[PROVIDED TEXT]:
※ ※ ※

If you suspect you are dealing with a VAS in a cat, the appropriate staging diagnostics should include full physical examination, bloodwork/urinalysis, retroviral testing and 3-view chest radiographs. Retroviral testing is recommended to ensure that FeLV is not acting as a helper virus for the production of a feline sarcoma virus-associated sarcoma. Radiography for the evaluation of metastasis is performed since it appears that approximately 5% of cats with VAS have metastasis at presentation, whereas approximately 25-30% have metastasis at necropsy. Confirmation of the suspected diagnosis should be performed by obtaining an incisional biopsy with a Tru-Cut biopsy instrument (or similar incisional biopsy instrument), or small wedge biopsy. The tumor should NOT be removed until a complete diagnosis is made and a consultation with an oncologist or surgeon has been performed.

※ ※ ※

[PROVIDED DATA]:
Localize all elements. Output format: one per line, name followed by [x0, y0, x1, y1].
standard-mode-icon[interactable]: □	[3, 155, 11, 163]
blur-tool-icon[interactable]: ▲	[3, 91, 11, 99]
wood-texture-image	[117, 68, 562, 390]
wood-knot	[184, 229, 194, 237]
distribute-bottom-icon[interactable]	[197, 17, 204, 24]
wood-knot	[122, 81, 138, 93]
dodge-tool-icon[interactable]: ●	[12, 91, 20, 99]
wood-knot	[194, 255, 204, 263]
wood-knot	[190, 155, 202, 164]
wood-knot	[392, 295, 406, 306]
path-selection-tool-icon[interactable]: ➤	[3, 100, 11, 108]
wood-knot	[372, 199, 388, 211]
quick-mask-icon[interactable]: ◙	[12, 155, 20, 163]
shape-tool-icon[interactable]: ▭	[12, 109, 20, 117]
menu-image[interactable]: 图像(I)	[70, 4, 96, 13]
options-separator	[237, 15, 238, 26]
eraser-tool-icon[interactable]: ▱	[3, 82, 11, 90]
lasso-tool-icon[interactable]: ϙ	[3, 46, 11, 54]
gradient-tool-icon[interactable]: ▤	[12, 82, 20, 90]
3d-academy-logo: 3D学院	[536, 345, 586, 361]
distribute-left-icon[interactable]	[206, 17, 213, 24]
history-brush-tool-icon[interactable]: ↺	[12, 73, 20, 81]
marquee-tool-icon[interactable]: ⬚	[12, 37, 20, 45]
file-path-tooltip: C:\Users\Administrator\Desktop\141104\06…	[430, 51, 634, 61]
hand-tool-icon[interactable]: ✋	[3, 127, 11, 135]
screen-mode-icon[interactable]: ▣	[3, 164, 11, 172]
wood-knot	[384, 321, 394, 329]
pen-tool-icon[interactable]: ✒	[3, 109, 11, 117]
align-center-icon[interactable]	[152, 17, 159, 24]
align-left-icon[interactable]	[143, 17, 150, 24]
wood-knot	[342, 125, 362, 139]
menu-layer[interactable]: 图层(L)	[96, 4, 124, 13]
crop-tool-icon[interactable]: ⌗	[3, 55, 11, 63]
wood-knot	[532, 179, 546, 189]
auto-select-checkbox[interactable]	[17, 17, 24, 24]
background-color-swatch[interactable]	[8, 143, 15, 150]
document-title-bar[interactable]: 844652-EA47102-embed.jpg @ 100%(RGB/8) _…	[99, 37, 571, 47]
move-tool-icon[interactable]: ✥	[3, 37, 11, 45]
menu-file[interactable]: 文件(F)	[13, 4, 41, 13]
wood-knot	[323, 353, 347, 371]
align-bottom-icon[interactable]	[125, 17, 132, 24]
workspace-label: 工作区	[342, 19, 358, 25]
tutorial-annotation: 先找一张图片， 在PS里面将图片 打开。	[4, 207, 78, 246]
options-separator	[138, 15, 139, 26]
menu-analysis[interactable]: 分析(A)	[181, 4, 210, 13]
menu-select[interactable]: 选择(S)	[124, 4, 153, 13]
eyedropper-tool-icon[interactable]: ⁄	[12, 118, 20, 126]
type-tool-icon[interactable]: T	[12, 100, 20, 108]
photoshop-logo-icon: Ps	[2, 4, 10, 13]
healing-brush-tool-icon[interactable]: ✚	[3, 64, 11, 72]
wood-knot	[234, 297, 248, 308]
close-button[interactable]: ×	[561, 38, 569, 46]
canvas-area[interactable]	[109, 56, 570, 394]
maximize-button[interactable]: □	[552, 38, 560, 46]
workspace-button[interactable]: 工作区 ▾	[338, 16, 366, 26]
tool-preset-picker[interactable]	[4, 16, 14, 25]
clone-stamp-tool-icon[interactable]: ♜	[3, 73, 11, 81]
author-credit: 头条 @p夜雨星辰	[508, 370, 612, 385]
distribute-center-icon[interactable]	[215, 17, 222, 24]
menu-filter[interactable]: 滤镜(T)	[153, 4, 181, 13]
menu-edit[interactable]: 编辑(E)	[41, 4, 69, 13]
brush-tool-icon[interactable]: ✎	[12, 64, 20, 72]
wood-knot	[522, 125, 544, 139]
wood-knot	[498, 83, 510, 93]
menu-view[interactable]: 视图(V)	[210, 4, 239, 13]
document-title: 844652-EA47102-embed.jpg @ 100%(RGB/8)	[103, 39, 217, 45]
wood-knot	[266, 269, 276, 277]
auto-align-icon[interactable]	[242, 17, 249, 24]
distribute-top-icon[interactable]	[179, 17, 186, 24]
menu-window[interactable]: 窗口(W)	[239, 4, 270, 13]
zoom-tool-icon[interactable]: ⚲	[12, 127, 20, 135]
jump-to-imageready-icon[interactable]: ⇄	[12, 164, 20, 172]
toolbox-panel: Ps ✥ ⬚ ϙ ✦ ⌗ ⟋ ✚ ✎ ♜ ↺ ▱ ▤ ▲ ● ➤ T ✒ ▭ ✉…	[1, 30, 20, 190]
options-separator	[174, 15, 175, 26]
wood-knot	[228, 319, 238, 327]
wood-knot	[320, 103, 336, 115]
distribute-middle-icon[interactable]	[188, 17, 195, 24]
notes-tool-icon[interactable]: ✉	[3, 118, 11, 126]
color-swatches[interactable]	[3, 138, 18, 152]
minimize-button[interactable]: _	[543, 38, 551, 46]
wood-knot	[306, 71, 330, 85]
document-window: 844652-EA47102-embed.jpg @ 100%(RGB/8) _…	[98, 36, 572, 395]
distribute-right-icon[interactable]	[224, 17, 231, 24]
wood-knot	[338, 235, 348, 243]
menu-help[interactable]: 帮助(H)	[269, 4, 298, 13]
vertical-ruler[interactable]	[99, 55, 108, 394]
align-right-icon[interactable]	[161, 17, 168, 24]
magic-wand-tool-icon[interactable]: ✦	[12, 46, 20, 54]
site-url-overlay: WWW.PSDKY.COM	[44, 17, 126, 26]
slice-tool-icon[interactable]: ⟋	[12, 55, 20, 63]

※ ※ ※

[THINGS TO DO]:
A: According to the passage on feline vaccine-associated sarcoma, what percentage of cats with VAS have metastasis at presentation?
B: Continue the passage on feline vaccine-associated sarcoma after its last sentence.
The rows are separate material and do not belong to the passage on feline vaccine-associated sarcoma.

[TASK ANSWERS]:
A: Approximately 5% of cats with VAS have metastasis at presentation.

B:
Recent studies document that RADICAL first excision of VAS is essential for an extended period of time without recurrence. In addition, recent studies also document that the practice of vaccination of the distal portions of the limbs for rabies and/or FeLV vaccinations appears appropriate since patients with VAS of the distal limbs can undergo radical surgical extirpation via amputation which appears to allow for longer survival. Unfortunately, even with aggressive surgery alone in non-distal limb locations, relatively few cats with VAS were thought to be cured. A recent study utilizing radical 5-cm margin exenterations by Kuntz et al suggests that recurrence rates can be greatly reduced and lengthy local tumor controls are possible. Due to poor cure rates with minimally aggressive surgery alone, the additional use of adjuvant radiation therapy and/or chemotherapy has been under investigation at multiple veterinary cancer centers for the last few years. It is presently unknown whether it is better to perform radiation therapy prior to non-radical surgery, or perform surgery and then postoperative radiation therapy. However, the combination of non-radical surgery and radiation therapy in studies appears to have a median survival time of 600-800 days, suggesting that additional therapies is worthwhile in the treatment of this disease when the aforementioned radical extirpation is not possible. Similarly, the use of chemotherapy has been reported by multiple investigators to have efficacy against gross feline VAS. When given to cats with grossly palpable VAS, carboplatin or a combination of doxorubicin and cyclophosphamide resulted in a 50-60% response rate. Feline non-VAS would be expected to have a 5-10% response rate to these forms of chemotherapy, thereby suggesting that feline VAS is a remarkably different tumor than non-VAS. The use of radical surgery, radiation therapy and chemotherapy as tri-modality therapy in feline VAS is likely the best form of therapy for cats with VAS (> 3 yr median survival time for VAS cats treated with tri-modality therapy).